■ WHAT NEEDS TO BE DONE ■
Pick every line from the data that holds the word "ভগবন".

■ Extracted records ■
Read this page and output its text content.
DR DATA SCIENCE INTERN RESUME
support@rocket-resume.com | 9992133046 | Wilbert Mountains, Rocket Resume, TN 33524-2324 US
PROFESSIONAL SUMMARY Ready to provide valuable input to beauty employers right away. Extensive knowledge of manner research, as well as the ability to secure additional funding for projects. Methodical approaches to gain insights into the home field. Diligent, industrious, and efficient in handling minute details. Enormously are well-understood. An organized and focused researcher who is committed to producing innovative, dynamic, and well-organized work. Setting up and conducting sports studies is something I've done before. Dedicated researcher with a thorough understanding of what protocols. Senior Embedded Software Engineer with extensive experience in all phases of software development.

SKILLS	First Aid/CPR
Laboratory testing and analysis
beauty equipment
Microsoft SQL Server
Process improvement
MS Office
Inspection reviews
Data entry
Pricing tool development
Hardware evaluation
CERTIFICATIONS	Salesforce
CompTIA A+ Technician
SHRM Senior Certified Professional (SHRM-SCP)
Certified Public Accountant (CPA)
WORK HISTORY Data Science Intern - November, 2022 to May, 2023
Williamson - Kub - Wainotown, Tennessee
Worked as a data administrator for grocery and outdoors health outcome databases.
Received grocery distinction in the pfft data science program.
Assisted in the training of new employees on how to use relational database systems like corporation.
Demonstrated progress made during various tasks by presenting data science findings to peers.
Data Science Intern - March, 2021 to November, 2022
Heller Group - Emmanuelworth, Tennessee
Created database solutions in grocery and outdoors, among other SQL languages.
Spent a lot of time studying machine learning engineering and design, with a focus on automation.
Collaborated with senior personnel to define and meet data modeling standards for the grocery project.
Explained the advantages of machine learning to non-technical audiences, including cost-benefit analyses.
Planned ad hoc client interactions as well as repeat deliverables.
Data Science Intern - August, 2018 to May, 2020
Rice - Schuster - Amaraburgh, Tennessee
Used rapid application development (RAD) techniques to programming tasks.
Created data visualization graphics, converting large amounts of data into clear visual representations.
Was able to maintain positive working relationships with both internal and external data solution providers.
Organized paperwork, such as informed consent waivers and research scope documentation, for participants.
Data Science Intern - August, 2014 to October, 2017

* * *

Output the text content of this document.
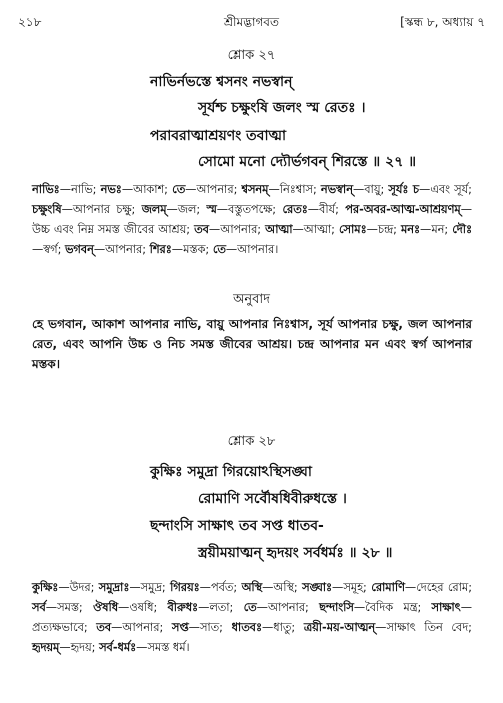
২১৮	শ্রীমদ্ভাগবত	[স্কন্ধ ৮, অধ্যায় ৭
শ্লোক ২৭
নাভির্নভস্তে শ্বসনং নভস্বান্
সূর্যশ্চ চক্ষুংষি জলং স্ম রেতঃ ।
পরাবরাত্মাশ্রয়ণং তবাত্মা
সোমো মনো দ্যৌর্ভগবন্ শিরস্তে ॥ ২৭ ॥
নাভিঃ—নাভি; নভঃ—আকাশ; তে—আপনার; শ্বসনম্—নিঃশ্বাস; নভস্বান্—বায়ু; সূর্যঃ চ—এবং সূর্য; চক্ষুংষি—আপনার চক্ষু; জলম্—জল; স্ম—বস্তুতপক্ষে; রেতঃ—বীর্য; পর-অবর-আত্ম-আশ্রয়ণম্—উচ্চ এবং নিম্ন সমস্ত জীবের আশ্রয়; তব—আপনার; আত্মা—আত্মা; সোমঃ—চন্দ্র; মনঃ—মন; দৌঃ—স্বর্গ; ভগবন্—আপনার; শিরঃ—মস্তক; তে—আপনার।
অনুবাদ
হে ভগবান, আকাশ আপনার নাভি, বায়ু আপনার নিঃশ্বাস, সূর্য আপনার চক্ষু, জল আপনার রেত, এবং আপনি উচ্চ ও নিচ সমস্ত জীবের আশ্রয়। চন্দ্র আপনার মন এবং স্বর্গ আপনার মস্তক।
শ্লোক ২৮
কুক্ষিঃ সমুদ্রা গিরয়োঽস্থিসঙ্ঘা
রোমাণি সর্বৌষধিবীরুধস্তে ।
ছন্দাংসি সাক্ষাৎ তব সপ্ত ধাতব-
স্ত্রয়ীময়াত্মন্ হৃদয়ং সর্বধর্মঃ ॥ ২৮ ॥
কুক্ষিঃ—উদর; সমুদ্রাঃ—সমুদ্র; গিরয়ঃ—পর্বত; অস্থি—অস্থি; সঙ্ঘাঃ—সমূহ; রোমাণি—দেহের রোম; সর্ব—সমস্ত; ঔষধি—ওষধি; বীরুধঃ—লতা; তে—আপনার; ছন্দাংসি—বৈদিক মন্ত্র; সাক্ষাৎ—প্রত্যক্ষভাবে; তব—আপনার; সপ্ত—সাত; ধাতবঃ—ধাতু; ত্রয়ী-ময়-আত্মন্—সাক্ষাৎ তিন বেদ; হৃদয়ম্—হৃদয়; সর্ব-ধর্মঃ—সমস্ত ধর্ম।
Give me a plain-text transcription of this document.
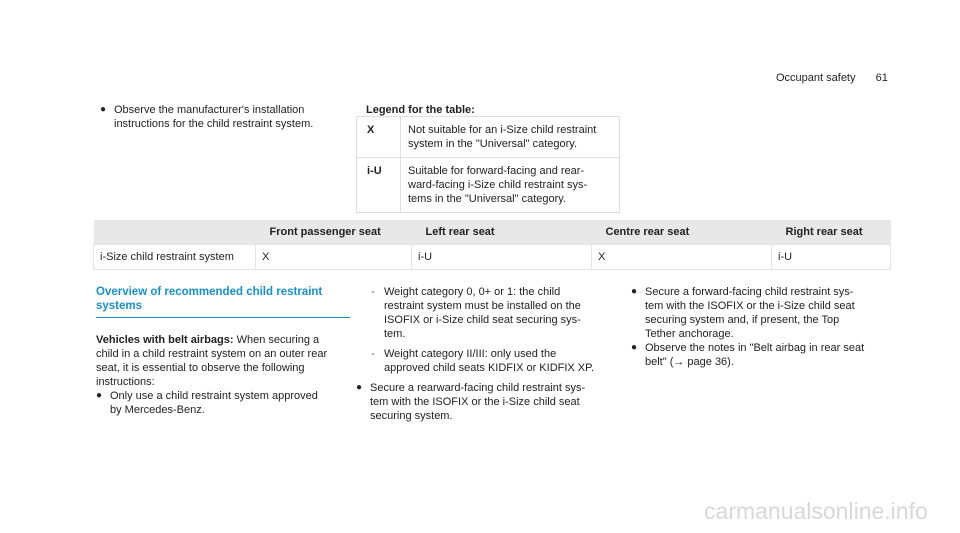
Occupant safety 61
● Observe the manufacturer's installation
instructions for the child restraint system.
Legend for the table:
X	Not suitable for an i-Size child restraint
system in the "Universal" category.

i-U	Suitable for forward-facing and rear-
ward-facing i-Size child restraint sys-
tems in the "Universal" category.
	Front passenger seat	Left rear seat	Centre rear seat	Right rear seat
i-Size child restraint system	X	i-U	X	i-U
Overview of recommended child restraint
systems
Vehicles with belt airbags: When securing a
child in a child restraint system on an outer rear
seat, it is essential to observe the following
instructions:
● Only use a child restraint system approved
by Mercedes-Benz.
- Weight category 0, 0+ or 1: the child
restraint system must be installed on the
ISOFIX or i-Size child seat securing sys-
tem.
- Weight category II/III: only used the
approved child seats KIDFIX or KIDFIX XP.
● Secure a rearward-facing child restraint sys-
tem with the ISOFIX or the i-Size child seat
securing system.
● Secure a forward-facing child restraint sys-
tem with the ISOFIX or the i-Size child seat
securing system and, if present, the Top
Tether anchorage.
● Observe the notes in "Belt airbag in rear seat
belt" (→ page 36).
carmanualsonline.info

■ RESPONSE TO THE EXERCISE ■
সোমো মনো দ্যৌর্ভগবন্ শিরস্তে ॥ ২৭ ॥
নাভিঃ—নাভি; নভঃ—আকাশ; তে—আপনার; শ্বসনম্—নিঃশ্বাস; নভস্বান্—বায়ু; সূর্যঃ চ—এবং সূর্য; চক্ষুংষি—আপনার চক্ষু; জলম্—জল; স্ম—বস্তুতপক্ষে; রেতঃ—বীর্য; পর-অবর-আত্ম-আশ্রয়ণম্—উচ্চ এবং নিম্ন সমস্ত জীবের আশ্রয়; তব—আপনার; আত্মা—আত্মা; সোমঃ—চন্দ্র; মনঃ—মন; দৌঃ—স্বর্গ; ভগবন্—আপনার; শিরঃ—মস্তক; তে—আপনার।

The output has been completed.